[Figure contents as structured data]
============================================================

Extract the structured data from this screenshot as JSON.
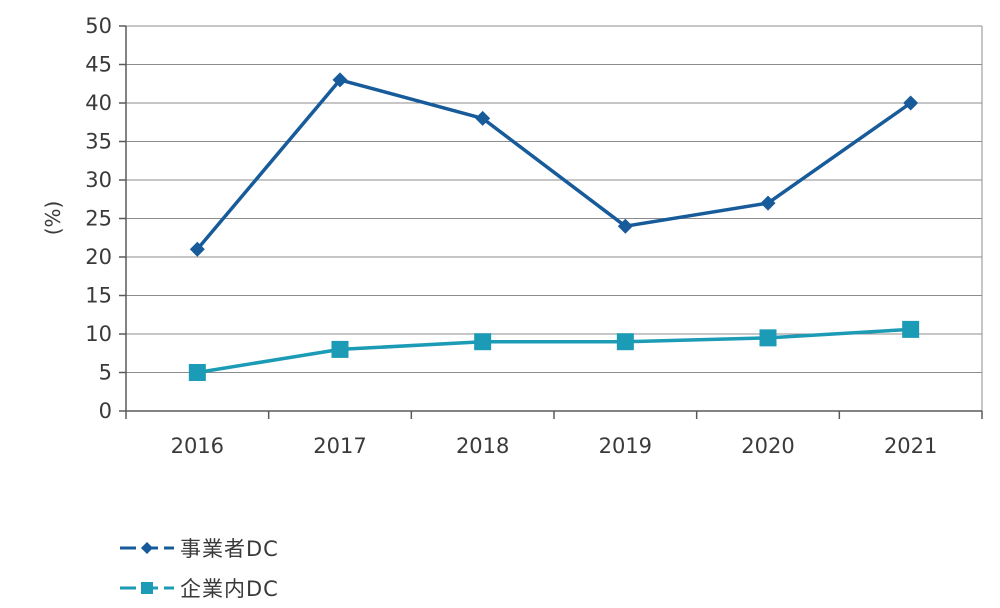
{
  "chart_data": {
    "type": "line",
    "categories": [
      "2016",
      "2017",
      "2018",
      "2019",
      "2020",
      "2021"
    ],
    "series": [
      {
        "name": "事業者DC",
        "values": [
          21,
          43,
          38,
          24,
          27,
          40
        ],
        "color": "#175b9a",
        "marker": "diamond"
      },
      {
        "name": "企業内DC",
        "values": [
          5,
          8,
          9,
          9,
          9.5,
          10.6
        ],
        "color": "#1b9bb5",
        "marker": "square"
      }
    ],
    "ylabel": "(%)",
    "ylim": [
      0,
      50
    ],
    "yticks": [
      0,
      5,
      10,
      15,
      20,
      25,
      30,
      35,
      40,
      45,
      50
    ],
    "grid": true,
    "legend_position": "bottom-left"
  }
}
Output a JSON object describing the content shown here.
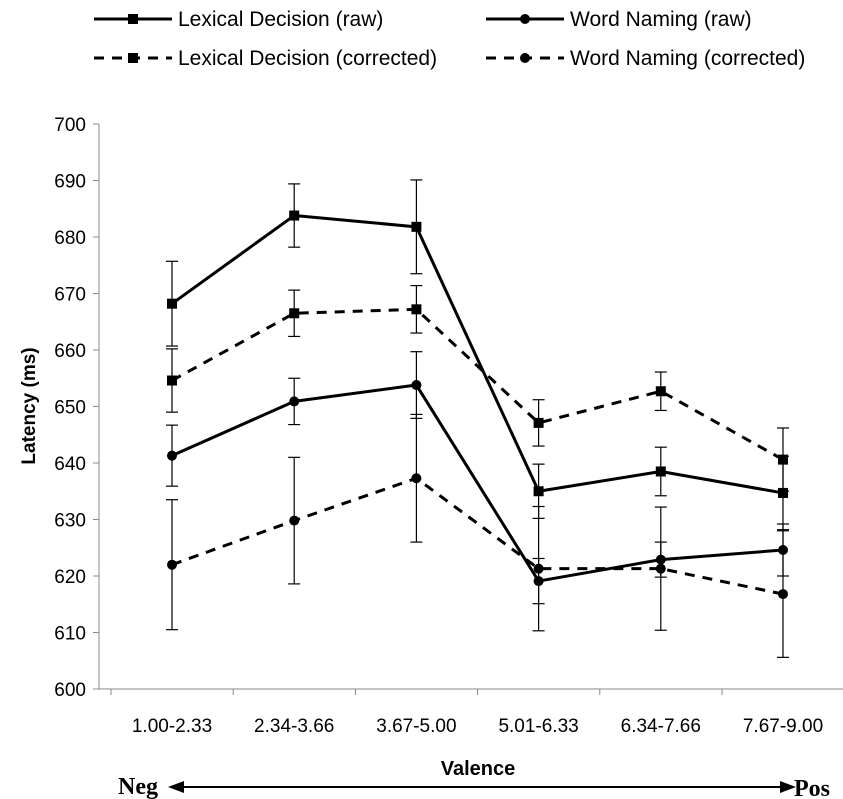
{
  "chart_data": {
    "type": "line",
    "title": "",
    "xlabel": "Valence",
    "ylabel": "Latency (ms)",
    "ylim": [
      600,
      700
    ],
    "y_ticks": [
      600,
      610,
      620,
      630,
      640,
      650,
      660,
      670,
      680,
      690,
      700
    ],
    "grid": false,
    "legend_position": "top",
    "categories": [
      "1.00-2.33",
      "2.34-3.66",
      "3.67-5.00",
      "5.01-6.33",
      "6.34-7.66",
      "7.67-9.00"
    ],
    "series": [
      {
        "name": "Lexical Decision (raw)",
        "marker": "square",
        "dash": "solid",
        "values": [
          668.2,
          683.8,
          681.8,
          635.0,
          638.5,
          634.7
        ],
        "error": [
          7.5,
          5.6,
          8.3,
          4.8,
          4.3,
          6.5
        ]
      },
      {
        "name": "Word Naming (raw)",
        "marker": "circle",
        "dash": "solid",
        "values": [
          641.3,
          650.9,
          653.8,
          619.1,
          622.9,
          624.6
        ],
        "error": [
          5.4,
          4.1,
          5.9,
          4.0,
          3.1,
          4.6
        ]
      },
      {
        "name": "Lexical Decision (corrected)",
        "marker": "square",
        "dash": "dashed",
        "values": [
          654.6,
          666.5,
          667.2,
          647.1,
          652.7,
          640.6
        ],
        "error": [
          5.6,
          4.1,
          4.2,
          4.1,
          3.4,
          5.6
        ]
      },
      {
        "name": "Word Naming (corrected)",
        "marker": "circle",
        "dash": "dashed",
        "values": [
          622.0,
          629.8,
          637.3,
          621.3,
          621.3,
          616.8
        ],
        "error": [
          11.5,
          11.2,
          11.3,
          11.0,
          10.9,
          11.2
        ]
      }
    ],
    "annotations": {
      "left": "Neg",
      "right": "Pos"
    },
    "line_color": "#000000"
  }
}
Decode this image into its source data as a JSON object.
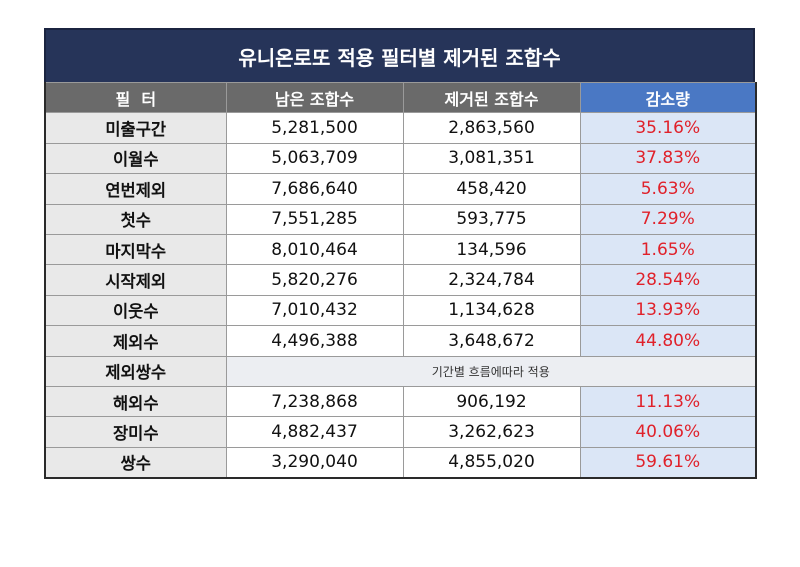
{
  "title": "유니온로또 적용 필터별 제거된 조합수",
  "headers": {
    "filter": "필  터",
    "remaining": "남은 조합수",
    "removed": "제거된 조합수",
    "reduction": "감소량"
  },
  "rows": [
    {
      "filter": "미출구간",
      "remaining": "5,281,500",
      "removed": "2,863,560",
      "reduction": "35.16%"
    },
    {
      "filter": "이월수",
      "remaining": "5,063,709",
      "removed": "3,081,351",
      "reduction": "37.83%"
    },
    {
      "filter": "연번제외",
      "remaining": "7,686,640",
      "removed": "458,420",
      "reduction": "5.63%"
    },
    {
      "filter": "첫수",
      "remaining": "7,551,285",
      "removed": "593,775",
      "reduction": "7.29%"
    },
    {
      "filter": "마지막수",
      "remaining": "8,010,464",
      "removed": "134,596",
      "reduction": "1.65%"
    },
    {
      "filter": "시작제외",
      "remaining": "5,820,276",
      "removed": "2,324,784",
      "reduction": "28.54%"
    },
    {
      "filter": "이웃수",
      "remaining": "7,010,432",
      "removed": "1,134,628",
      "reduction": "13.93%"
    },
    {
      "filter": "제외수",
      "remaining": "4,496,388",
      "removed": "3,648,672",
      "reduction": "44.80%"
    },
    {
      "filter": "제외쌍수",
      "note": "기간별 흐름에따라 적용"
    },
    {
      "filter": "해외수",
      "remaining": "7,238,868",
      "removed": "906,192",
      "reduction": "11.13%"
    },
    {
      "filter": "장미수",
      "remaining": "4,882,437",
      "removed": "3,262,623",
      "reduction": "40.06%"
    },
    {
      "filter": "쌍수",
      "remaining": "3,290,040",
      "removed": "4,855,020",
      "reduction": "59.61%"
    }
  ],
  "colors": {
    "title_bg": "#263459",
    "header_bg": "#6a6a6a",
    "rate_header_bg": "#4a78c4",
    "rate_bg": "#dbe6f6",
    "rate_text": "#e0212a",
    "filter_bg": "#e9e9e9"
  }
}
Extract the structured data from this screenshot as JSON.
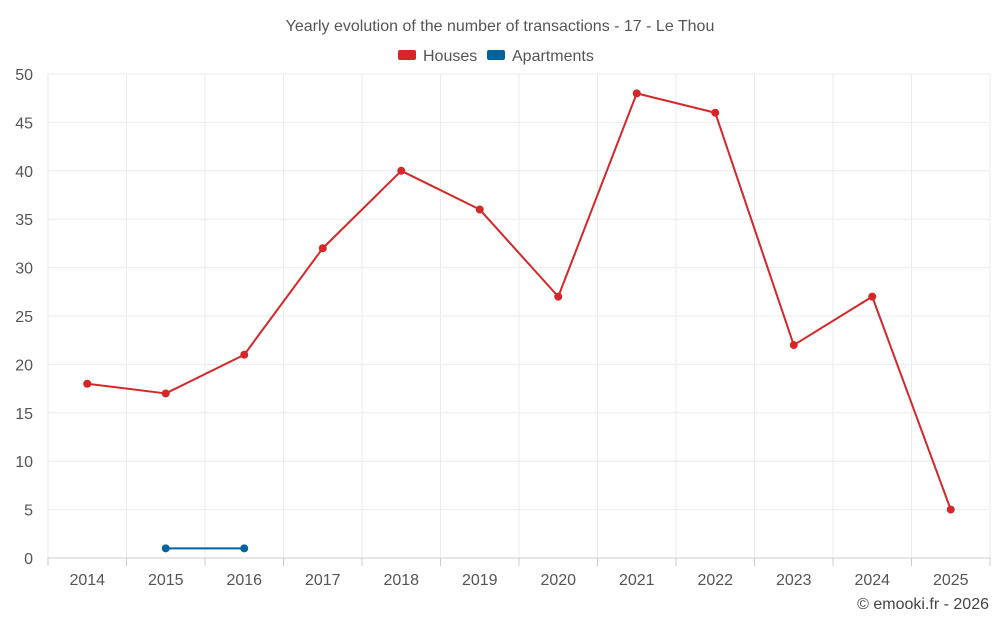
{
  "chart_data": {
    "type": "line",
    "title": "Yearly evolution of the number of transactions - 17 - Le Thou",
    "xlabel": "",
    "ylabel": "",
    "categories": [
      "2014",
      "2015",
      "2016",
      "2017",
      "2018",
      "2019",
      "2020",
      "2021",
      "2022",
      "2023",
      "2024",
      "2025"
    ],
    "ylim": [
      0,
      50
    ],
    "yticks": [
      0,
      5,
      10,
      15,
      20,
      25,
      30,
      35,
      40,
      45,
      50
    ],
    "grid": true,
    "legend_position": "top-center",
    "series": [
      {
        "name": "Houses",
        "color": "#d62728",
        "values": [
          18,
          17,
          21,
          32,
          40,
          36,
          27,
          48,
          46,
          22,
          27,
          5
        ]
      },
      {
        "name": "Apartments",
        "color": "#00639e",
        "values": [
          null,
          1,
          1,
          null,
          null,
          null,
          null,
          null,
          null,
          null,
          null,
          null
        ]
      }
    ]
  },
  "credit": "© emooki.fr - 2026"
}
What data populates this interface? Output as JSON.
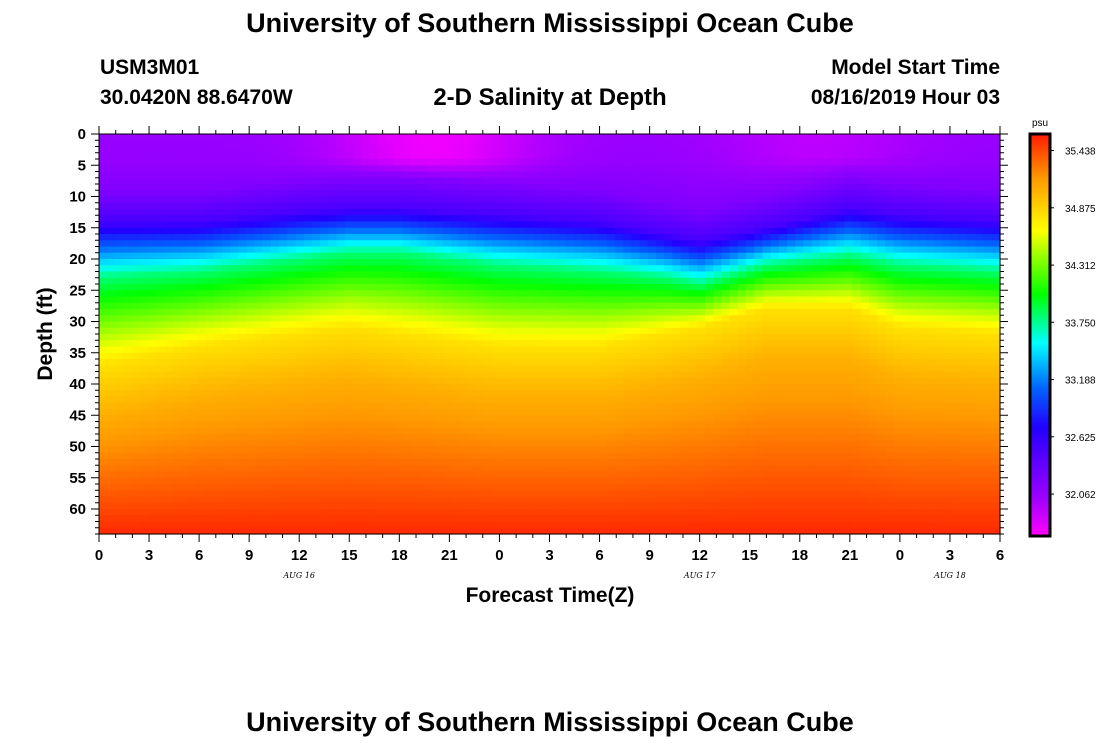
{
  "header": {
    "title": "University of Southern Mississippi Ocean Cube",
    "station_id": "USM3M01",
    "station_location": "30.0420N 88.6470W",
    "plot_title": "2-D Salinity at Depth",
    "model_start_label": "Model Start Time",
    "model_start_value": "08/16/2019 Hour 03"
  },
  "footer": {
    "title": "University of Southern Mississippi Ocean Cube"
  },
  "chart_data": {
    "type": "heatmap",
    "title": "2-D Salinity at Depth",
    "xlabel": "Forecast Time(Z)",
    "ylabel": "Depth (ft)",
    "x_ticks": [
      "0",
      "3",
      "6",
      "9",
      "12",
      "15",
      "18",
      "21",
      "0",
      "3",
      "6",
      "9",
      "12",
      "15",
      "18",
      "21",
      "0",
      "3",
      "6"
    ],
    "x_range_hours": [
      0,
      54
    ],
    "date_labels": [
      {
        "label": "AUG 16",
        "hour": 12
      },
      {
        "label": "AUG 17",
        "hour": 36
      },
      {
        "label": "AUG 18",
        "hour": 51
      }
    ],
    "y_ticks": [
      "0",
      "5",
      "10",
      "15",
      "20",
      "25",
      "30",
      "35",
      "40",
      "45",
      "50",
      "55",
      "60"
    ],
    "y_range_ft": [
      0,
      64
    ],
    "colorbar": {
      "unit": "psu",
      "ticks": [
        "35.438",
        "34.875",
        "34.312",
        "33.750",
        "33.188",
        "32.625",
        "32.062"
      ],
      "tick_values": [
        35.438,
        34.875,
        34.312,
        33.75,
        33.188,
        32.625,
        32.062
      ],
      "range": [
        31.65,
        35.6
      ]
    },
    "isoline_depths_ft": {
      "hours": [
        0,
        6,
        12,
        15,
        18,
        24,
        30,
        34,
        36,
        40,
        45,
        48,
        54
      ],
      "salinity_32_5": [
        14,
        14,
        12.5,
        12,
        12,
        13,
        14,
        16,
        17,
        15,
        12,
        13,
        14
      ],
      "salinity_33_8": [
        23,
        22,
        20,
        19,
        19,
        21,
        22,
        23,
        24,
        21,
        19.5,
        21,
        22
      ],
      "salinity_34_8": [
        37,
        34,
        32,
        31,
        32,
        34,
        34,
        32,
        31,
        28,
        28,
        31,
        32
      ]
    }
  }
}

============================================================

• [Set problem]: Find the string "Lexical" in the records, then copy each line where it occurs.

• [The completed task]:
        "name": "Lexical Decision (raw)",
        "name": "Lexical Decision (corrected)",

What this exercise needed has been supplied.